▶ **Stated goal**: Your task is to repeat all of the material exactly.

Items from a dataset:
------------------------------------------------

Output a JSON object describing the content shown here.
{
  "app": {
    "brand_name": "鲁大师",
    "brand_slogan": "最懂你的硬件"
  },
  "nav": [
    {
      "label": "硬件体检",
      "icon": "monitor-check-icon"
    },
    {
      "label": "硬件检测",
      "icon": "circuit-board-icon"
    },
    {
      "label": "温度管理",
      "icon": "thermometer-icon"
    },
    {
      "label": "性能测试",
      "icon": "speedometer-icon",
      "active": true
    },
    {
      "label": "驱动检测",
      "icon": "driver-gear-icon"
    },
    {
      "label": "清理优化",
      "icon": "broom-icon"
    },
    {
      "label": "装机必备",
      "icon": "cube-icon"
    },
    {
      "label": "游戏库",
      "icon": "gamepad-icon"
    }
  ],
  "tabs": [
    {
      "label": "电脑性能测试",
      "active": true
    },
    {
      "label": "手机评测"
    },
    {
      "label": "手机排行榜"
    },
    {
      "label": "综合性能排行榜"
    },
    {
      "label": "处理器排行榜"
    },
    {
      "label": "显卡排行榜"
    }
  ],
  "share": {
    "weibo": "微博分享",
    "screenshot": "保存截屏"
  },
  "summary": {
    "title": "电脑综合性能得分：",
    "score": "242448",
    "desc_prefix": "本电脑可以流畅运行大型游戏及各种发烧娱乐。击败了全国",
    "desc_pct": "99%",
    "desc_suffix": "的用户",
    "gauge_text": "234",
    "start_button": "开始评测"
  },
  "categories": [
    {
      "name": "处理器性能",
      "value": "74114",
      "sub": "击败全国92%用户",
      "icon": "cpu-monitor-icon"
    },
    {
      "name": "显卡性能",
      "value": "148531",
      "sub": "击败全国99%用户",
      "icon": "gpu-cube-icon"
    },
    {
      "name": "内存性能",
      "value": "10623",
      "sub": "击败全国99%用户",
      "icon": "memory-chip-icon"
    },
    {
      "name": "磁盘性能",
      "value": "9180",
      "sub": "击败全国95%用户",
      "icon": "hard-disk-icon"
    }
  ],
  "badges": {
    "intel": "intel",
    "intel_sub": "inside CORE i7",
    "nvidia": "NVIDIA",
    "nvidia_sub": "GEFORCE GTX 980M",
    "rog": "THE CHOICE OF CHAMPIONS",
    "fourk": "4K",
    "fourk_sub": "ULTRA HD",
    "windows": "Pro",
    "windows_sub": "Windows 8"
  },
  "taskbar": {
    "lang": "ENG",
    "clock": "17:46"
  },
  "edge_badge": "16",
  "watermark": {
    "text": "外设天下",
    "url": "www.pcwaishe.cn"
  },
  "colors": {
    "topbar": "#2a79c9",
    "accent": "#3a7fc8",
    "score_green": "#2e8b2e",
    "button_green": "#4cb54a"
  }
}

------------------------------------------------

▶ **Task output**:
Output a JSON object describing the content shown here.
{
  "app": {
    "brand_name": "鲁大师",
    "brand_slogan": "最懂你的硬件"
  },
  "nav": [
    {
      "label": "硬件体检",
      "icon": "monitor-check-icon"
    },
    {
      "label": "硬件检测",
      "icon": "circuit-board-icon"
    },
    {
      "label": "温度管理",
      "icon": "thermometer-icon"
    },
    {
      "label": "性能测试",
      "icon": "speedometer-icon",
      "active": true
    },
    {
      "label": "驱动检测",
      "icon": "driver-gear-icon"
    },
    {
      "label": "清理优化",
      "icon": "broom-icon"
    },
    {
      "label": "装机必备",
      "icon": "cube-icon"
    },
    {
      "label": "游戏库",
      "icon": "gamepad-icon"
    }
  ],
  "tabs": [
    {
      "label": "电脑性能测试",
      "active": true
    },
    {
      "label": "手机评测"
    },
    {
      "label": "手机排行榜"
    },
    {
      "label": "综合性能排行榜"
    },
    {
      "label": "处理器排行榜"
    },
    {
      "label": "显卡排行榜"
    }
  ],
  "share": {
    "weibo": "微博分享",
    "screenshot": "保存截屏"
  },
  "summary": {
    "title": "电脑综合性能得分：",
    "score": "242448",
    "desc_prefix": "本电脑可以流畅运行大型游戏及各种发烧娱乐。击败了全国",
    "desc_pct": "99%",
    "desc_suffix": "的用户",
    "gauge_text": "234",
    "start_button": "开始评测"
  },
  "categories": [
    {
      "name": "处理器性能",
      "value": "74114",
      "sub": "击败全国92%用户",
      "icon": "cpu-monitor-icon"
    },
    {
      "name": "显卡性能",
      "value": "148531",
      "sub": "击败全国99%用户",
      "icon": "gpu-cube-icon"
    },
    {
      "name": "内存性能",
      "value": "10623",
      "sub": "击败全国99%用户",
      "icon": "memory-chip-icon"
    },
    {
      "name": "磁盘性能",
      "value": "9180",
      "sub": "击败全国95%用户",
      "icon": "hard-disk-icon"
    }
  ],
  "badges": {
    "intel": "intel",
    "intel_sub": "inside CORE i7",
    "nvidia": "NVIDIA",
    "nvidia_sub": "GEFORCE GTX 980M",
    "rog": "THE CHOICE OF CHAMPIONS",
    "fourk": "4K",
    "fourk_sub": "ULTRA HD",
    "windows": "Pro",
    "windows_sub": "Windows 8"
  },
  "taskbar": {
    "lang": "ENG",
    "clock": "17:46"
  },
  "edge_badge": "16",
  "watermark": {
    "text": "外设天下",
    "url": "www.pcwaishe.cn"
  },
  "colors": {
    "topbar": "#2a79c9",
    "accent": "#3a7fc8",
    "score_green": "#2e8b2e",
    "button_green": "#4cb54a"
  }
}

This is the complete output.